# Dataset content:
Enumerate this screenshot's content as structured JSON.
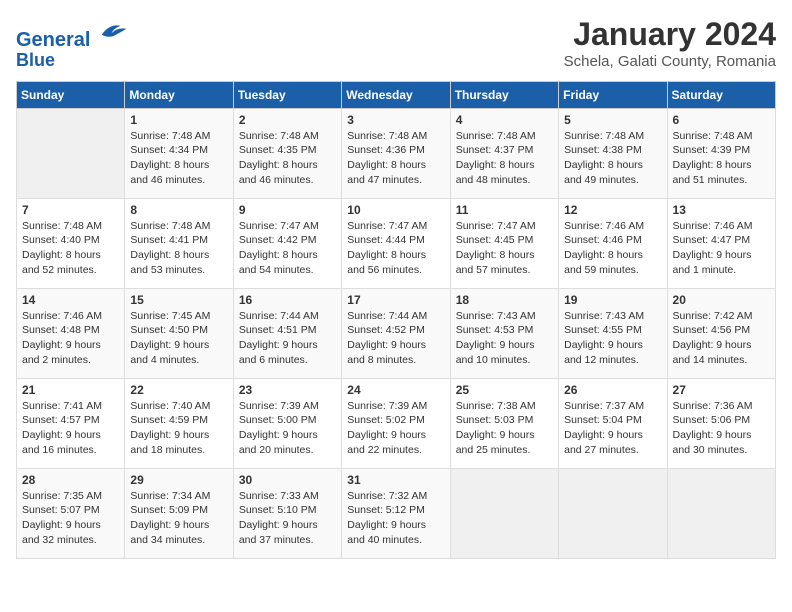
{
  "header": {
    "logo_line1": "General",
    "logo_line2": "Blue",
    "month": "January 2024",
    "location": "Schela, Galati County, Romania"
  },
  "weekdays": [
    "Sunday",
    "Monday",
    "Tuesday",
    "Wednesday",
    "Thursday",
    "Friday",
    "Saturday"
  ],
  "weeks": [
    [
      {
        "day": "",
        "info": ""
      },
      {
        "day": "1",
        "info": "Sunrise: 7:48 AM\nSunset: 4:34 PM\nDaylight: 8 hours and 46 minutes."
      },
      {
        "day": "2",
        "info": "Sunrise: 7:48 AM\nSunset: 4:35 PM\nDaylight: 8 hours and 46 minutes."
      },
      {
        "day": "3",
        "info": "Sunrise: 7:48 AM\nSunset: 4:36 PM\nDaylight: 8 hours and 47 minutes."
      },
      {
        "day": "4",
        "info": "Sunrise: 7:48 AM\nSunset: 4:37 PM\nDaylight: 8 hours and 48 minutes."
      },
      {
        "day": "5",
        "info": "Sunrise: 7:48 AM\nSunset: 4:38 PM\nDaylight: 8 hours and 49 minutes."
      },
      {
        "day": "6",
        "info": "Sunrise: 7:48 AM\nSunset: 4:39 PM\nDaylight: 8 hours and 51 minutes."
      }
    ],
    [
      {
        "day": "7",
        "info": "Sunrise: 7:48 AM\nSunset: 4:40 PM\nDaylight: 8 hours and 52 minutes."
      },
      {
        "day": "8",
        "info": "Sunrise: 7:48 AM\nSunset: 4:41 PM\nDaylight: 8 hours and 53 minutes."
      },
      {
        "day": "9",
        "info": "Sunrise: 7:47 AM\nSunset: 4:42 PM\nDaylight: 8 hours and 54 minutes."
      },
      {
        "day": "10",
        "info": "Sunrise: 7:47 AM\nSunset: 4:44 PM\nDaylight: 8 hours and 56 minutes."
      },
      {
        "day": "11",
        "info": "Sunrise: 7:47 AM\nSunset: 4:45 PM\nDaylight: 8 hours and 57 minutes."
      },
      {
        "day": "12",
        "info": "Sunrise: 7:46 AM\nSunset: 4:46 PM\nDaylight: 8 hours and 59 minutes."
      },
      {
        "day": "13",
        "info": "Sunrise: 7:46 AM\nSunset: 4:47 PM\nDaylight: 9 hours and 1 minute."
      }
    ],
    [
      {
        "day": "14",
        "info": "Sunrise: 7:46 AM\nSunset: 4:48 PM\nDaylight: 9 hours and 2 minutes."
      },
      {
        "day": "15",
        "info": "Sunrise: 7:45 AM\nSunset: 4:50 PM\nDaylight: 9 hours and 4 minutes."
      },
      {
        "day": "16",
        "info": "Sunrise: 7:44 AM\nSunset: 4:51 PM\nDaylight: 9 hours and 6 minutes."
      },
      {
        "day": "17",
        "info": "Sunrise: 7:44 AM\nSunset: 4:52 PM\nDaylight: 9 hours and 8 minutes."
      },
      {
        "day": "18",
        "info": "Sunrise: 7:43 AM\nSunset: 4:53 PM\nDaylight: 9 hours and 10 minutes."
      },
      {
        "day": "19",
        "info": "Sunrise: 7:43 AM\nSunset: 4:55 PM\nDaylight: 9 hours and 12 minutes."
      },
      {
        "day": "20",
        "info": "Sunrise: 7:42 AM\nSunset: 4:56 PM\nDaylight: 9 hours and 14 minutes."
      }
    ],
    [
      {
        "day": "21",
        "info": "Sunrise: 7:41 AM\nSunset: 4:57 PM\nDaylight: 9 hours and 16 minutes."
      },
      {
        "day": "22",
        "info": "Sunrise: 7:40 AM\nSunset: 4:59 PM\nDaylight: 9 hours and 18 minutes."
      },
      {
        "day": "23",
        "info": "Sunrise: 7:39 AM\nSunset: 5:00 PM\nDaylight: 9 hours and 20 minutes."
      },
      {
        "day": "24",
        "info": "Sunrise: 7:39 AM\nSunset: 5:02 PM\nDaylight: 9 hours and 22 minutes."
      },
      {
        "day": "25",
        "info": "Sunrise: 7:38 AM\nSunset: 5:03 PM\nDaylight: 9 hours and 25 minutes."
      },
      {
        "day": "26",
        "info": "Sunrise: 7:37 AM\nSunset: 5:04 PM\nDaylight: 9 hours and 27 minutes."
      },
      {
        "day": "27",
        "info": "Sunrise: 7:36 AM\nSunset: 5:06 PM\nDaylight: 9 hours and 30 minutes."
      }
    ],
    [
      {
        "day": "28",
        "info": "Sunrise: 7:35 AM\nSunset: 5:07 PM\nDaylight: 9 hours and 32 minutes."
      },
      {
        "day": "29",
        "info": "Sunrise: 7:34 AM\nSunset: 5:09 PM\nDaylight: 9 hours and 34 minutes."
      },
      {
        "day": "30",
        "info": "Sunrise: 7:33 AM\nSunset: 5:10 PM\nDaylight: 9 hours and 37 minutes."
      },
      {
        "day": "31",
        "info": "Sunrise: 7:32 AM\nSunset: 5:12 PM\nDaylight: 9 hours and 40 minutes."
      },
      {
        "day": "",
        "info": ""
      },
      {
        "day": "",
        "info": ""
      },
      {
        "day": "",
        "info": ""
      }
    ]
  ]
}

---

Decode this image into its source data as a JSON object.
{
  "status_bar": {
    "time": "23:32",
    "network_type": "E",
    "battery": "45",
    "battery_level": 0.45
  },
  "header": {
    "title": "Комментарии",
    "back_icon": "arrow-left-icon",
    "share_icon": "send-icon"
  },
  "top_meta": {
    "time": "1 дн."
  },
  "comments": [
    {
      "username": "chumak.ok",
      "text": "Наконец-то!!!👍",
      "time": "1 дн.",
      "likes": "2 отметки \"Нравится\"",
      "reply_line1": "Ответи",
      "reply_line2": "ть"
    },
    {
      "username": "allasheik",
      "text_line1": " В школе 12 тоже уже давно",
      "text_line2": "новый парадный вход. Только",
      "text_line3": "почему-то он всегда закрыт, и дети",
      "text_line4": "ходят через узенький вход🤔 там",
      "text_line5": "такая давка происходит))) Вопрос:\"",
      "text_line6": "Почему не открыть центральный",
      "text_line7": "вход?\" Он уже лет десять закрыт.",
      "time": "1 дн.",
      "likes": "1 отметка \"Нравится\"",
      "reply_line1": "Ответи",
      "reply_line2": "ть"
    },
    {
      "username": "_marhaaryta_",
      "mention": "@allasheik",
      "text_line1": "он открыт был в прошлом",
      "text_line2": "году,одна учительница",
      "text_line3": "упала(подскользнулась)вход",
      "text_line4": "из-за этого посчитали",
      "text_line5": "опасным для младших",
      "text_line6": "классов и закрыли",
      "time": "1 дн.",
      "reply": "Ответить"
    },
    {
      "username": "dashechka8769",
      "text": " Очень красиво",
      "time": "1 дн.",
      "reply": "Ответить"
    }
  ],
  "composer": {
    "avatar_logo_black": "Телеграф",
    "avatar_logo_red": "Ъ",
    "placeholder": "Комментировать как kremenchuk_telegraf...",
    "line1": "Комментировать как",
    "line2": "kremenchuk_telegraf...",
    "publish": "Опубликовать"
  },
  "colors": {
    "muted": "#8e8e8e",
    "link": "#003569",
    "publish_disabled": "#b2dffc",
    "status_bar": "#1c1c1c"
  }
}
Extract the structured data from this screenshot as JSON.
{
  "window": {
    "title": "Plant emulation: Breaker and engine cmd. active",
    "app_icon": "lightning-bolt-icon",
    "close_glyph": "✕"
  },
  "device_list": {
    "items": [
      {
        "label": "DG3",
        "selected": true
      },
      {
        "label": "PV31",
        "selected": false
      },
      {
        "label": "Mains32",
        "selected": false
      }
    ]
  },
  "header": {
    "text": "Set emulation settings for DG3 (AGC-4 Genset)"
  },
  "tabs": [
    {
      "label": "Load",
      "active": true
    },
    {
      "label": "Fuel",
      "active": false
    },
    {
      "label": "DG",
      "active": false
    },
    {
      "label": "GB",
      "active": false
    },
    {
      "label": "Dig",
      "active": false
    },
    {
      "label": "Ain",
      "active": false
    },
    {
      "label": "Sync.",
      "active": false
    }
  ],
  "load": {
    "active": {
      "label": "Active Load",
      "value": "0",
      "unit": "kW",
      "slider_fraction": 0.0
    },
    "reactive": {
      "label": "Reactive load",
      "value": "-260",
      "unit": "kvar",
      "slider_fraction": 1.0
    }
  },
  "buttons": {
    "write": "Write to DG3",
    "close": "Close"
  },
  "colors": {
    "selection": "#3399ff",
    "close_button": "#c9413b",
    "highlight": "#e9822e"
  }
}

# To be done:
Show all lines from the listing above in which "вход" appears.

# Correct response:
      "text_line2": "новый парадный вход. Только",
      "text_line4": "ходят через узенький вход🤔 там",
      "text_line7": "вход?\" Он уже лет десять закрыт.",
      "text_line3": "упала(подскользнулась)вход",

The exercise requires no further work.